> _WHAT THE TASK REQUIRES_: From the entries that follow, gather each line holding the word "actions".

※ ※ ※

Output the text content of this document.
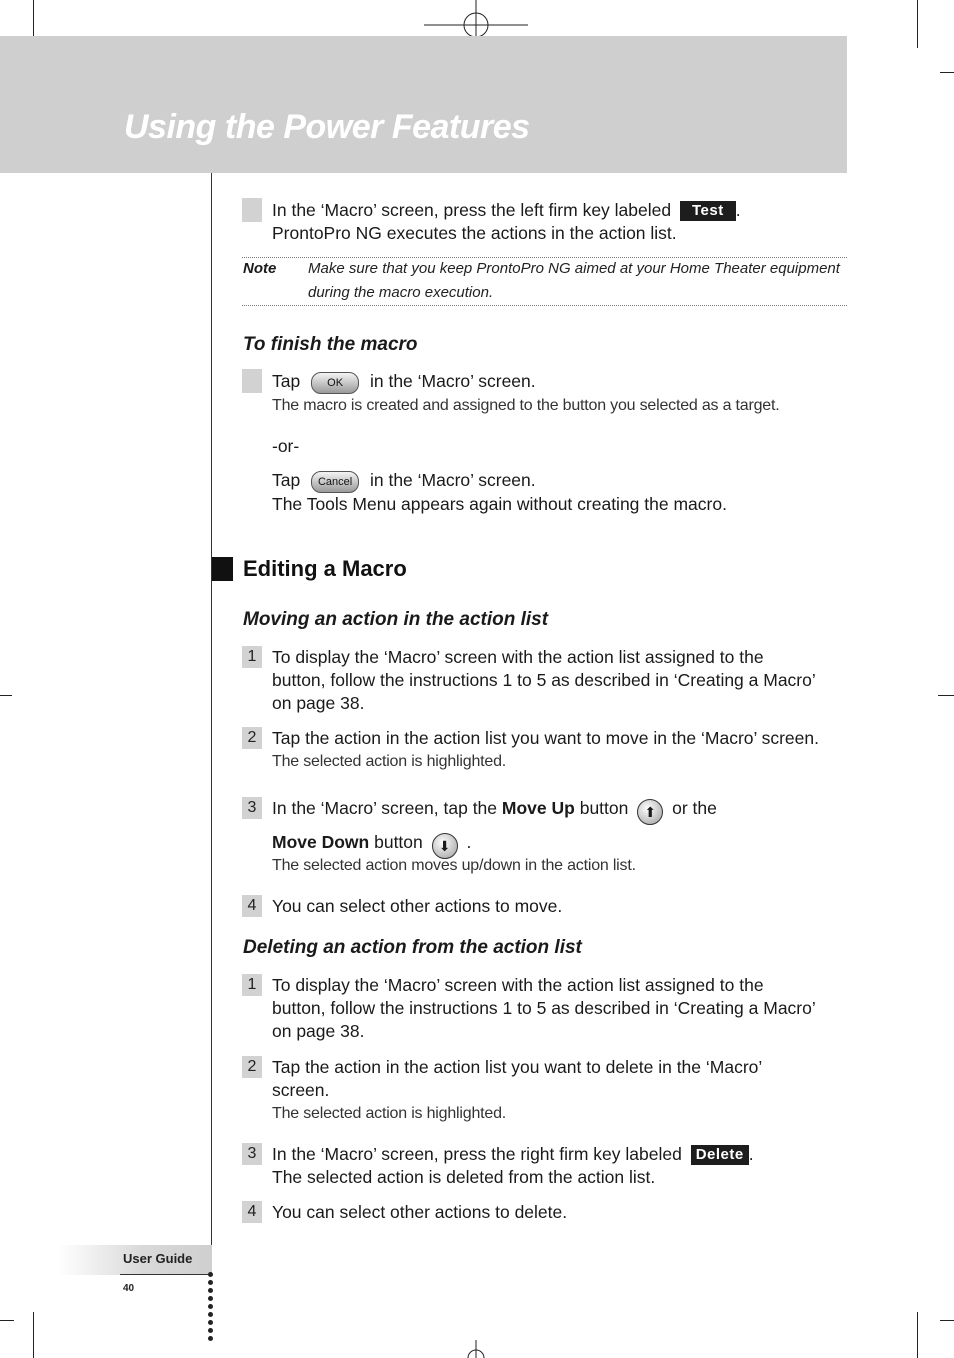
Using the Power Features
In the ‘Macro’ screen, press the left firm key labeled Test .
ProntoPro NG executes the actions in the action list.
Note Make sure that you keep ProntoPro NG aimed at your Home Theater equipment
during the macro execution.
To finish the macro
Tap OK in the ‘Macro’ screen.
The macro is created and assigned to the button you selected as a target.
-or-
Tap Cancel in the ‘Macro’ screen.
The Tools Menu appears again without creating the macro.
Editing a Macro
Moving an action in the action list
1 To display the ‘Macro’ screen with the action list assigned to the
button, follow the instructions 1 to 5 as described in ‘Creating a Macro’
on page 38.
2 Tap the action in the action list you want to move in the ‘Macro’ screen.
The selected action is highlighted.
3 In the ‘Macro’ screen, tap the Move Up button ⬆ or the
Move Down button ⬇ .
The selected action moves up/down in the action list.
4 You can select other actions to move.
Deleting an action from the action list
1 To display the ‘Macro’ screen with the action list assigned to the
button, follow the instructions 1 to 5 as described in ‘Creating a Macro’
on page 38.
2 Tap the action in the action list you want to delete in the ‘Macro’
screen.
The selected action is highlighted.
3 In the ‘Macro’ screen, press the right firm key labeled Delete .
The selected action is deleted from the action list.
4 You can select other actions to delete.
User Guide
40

※ ※ ※

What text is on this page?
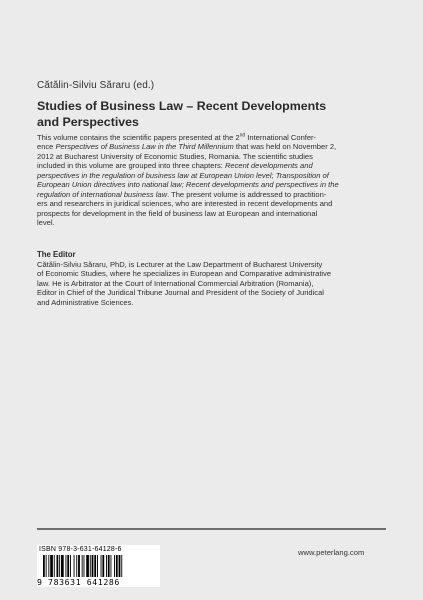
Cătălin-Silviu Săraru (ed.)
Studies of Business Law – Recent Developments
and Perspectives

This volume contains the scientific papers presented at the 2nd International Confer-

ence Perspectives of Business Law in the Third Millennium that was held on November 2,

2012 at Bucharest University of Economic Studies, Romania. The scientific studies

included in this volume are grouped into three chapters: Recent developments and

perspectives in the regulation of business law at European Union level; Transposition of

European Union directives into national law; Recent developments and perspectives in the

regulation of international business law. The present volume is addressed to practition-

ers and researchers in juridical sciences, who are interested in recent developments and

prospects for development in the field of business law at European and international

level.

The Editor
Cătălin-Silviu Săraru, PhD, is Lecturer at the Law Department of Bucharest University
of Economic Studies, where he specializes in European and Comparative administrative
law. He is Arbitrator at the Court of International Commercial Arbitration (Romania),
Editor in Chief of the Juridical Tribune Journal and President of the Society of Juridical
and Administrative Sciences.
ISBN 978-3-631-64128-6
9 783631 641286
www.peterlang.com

※ ※ ※

> _WORKED SOLUTION_:
ProntoPro NG executes the actions in the action list.
4 You can select other actions to move.
4 You can select other actions to delete.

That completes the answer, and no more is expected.